* [Work to complete]: Copy out the final stretch of the listing: the line that contains "Decode this image" and all lines after it, exactly as they appear.

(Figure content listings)
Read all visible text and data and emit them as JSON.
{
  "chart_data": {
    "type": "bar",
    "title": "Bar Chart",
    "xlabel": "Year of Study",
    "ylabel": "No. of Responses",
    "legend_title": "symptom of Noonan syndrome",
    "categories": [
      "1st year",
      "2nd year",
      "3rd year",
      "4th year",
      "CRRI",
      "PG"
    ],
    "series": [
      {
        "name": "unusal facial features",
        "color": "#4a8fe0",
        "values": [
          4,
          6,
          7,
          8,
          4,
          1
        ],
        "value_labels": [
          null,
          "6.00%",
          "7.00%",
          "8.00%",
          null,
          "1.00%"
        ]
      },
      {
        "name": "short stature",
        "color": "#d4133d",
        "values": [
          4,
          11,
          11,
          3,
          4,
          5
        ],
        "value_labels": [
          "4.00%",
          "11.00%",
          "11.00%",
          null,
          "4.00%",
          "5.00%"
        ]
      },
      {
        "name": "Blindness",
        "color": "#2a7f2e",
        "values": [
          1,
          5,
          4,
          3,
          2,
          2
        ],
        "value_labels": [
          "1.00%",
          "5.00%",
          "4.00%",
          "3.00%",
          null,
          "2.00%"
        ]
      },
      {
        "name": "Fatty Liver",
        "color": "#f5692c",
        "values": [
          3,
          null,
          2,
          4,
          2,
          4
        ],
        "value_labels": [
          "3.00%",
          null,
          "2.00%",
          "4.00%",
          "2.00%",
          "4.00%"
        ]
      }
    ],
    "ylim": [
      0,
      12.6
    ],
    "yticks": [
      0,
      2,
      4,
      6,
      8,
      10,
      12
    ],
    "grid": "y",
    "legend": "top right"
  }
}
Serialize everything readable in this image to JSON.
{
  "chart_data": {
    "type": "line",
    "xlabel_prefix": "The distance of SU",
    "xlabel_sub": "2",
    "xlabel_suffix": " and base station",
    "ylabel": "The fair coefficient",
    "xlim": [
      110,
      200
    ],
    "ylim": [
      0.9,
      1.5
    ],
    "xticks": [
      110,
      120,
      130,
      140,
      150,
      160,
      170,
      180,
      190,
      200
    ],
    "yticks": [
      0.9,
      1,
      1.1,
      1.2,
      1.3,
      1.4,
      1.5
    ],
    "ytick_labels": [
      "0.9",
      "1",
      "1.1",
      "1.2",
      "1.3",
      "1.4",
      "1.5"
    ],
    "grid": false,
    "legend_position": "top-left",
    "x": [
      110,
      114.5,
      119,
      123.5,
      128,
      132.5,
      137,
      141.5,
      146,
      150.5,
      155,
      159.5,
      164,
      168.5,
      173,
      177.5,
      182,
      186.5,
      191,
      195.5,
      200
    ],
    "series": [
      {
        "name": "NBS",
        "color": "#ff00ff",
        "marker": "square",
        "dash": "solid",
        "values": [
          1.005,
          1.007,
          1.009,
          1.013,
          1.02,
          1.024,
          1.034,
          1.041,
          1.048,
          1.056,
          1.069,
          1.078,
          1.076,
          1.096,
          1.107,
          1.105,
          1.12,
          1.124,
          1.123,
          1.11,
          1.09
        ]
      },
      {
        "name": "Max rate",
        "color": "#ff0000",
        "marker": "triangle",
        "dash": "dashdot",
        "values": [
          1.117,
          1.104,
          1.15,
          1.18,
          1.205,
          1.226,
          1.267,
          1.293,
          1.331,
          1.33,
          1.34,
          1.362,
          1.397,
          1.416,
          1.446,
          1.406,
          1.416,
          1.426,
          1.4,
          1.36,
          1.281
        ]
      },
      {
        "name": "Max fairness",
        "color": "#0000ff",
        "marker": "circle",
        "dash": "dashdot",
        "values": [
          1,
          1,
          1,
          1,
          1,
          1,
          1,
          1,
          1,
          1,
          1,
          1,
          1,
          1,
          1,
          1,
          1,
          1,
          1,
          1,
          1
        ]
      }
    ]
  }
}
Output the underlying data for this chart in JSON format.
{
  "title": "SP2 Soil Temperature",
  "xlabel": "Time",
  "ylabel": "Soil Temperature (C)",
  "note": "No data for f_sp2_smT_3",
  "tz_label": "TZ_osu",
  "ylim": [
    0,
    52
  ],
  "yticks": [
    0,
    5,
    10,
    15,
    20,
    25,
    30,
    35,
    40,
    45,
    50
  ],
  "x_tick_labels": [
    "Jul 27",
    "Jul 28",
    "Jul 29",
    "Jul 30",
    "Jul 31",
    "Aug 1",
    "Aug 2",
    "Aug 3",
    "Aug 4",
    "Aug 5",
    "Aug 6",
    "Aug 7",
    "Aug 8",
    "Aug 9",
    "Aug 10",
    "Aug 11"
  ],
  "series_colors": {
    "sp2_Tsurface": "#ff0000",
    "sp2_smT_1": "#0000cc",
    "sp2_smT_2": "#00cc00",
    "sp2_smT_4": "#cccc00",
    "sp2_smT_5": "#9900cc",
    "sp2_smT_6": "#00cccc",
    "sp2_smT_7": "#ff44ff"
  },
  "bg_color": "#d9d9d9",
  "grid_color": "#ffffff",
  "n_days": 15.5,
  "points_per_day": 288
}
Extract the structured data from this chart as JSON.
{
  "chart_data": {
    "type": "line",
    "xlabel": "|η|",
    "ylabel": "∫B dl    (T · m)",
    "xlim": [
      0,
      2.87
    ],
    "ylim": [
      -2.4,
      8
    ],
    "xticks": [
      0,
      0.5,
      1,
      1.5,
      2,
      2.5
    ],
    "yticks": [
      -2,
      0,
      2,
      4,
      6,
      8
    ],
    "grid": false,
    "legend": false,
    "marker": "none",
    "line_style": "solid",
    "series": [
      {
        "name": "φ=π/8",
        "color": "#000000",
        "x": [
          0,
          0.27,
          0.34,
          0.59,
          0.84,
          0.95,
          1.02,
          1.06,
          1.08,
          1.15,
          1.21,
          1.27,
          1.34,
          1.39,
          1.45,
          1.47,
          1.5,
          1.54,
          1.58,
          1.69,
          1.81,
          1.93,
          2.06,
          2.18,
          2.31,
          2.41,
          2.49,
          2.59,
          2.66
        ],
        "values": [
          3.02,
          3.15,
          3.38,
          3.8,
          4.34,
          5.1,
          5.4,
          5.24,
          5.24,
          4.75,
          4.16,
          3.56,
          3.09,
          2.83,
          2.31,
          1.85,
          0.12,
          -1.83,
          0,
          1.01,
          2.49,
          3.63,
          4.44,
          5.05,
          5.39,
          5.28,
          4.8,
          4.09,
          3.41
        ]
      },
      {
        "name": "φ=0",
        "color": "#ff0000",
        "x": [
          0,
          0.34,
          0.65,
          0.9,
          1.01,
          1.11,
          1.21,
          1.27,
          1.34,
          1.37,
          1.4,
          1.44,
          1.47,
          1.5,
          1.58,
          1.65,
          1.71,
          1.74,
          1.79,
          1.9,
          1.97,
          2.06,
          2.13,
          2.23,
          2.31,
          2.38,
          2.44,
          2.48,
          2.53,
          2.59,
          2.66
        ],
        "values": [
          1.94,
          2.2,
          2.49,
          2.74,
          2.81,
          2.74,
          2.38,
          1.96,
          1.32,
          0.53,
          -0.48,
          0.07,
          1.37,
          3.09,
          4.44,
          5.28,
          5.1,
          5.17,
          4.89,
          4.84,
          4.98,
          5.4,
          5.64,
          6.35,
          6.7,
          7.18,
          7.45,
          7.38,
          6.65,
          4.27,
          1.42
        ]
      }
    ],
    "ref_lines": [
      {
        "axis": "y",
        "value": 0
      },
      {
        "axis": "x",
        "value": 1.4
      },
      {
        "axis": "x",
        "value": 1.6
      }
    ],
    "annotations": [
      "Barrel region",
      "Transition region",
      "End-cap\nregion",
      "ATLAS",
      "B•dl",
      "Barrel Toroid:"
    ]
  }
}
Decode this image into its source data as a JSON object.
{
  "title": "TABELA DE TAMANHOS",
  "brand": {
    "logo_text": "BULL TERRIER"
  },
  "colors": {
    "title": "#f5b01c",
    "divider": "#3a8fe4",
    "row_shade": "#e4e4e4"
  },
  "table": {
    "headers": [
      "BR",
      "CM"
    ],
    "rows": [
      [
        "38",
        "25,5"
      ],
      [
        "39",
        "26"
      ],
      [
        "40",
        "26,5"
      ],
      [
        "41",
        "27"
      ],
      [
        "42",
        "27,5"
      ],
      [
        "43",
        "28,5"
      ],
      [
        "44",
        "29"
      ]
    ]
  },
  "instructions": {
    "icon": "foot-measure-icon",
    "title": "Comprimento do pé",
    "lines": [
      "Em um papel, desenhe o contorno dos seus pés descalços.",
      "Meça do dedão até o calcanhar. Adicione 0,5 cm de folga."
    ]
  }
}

* [Answer in full]:
Decode this image into its source data as a JSON object.
{
  "title": "TABELA DE TAMANHOS",
  "brand": {
    "logo_text": "BULL TERRIER"
  },
  "colors": {
    "title": "#f5b01c",
    "divider": "#3a8fe4",
    "row_shade": "#e4e4e4"
  },
  "table": {
    "headers": [
      "BR",
      "CM"
    ],
    "rows": [
      [
        "38",
        "25,5"
      ],
      [
        "39",
        "26"
      ],
      [
        "40",
        "26,5"
      ],
      [
        "41",
        "27"
      ],
      [
        "42",
        "27,5"
      ],
      [
        "43",
        "28,5"
      ],
      [
        "44",
        "29"
      ]
    ]
  },
  "instructions": {
    "icon": "foot-measure-icon",
    "title": "Comprimento do pé",
    "lines": [
      "Em um papel, desenhe o contorno dos seus pés descalços.",
      "Meça do dedão até o calcanhar. Adicione 0,5 cm de folga."
    ]
  }
}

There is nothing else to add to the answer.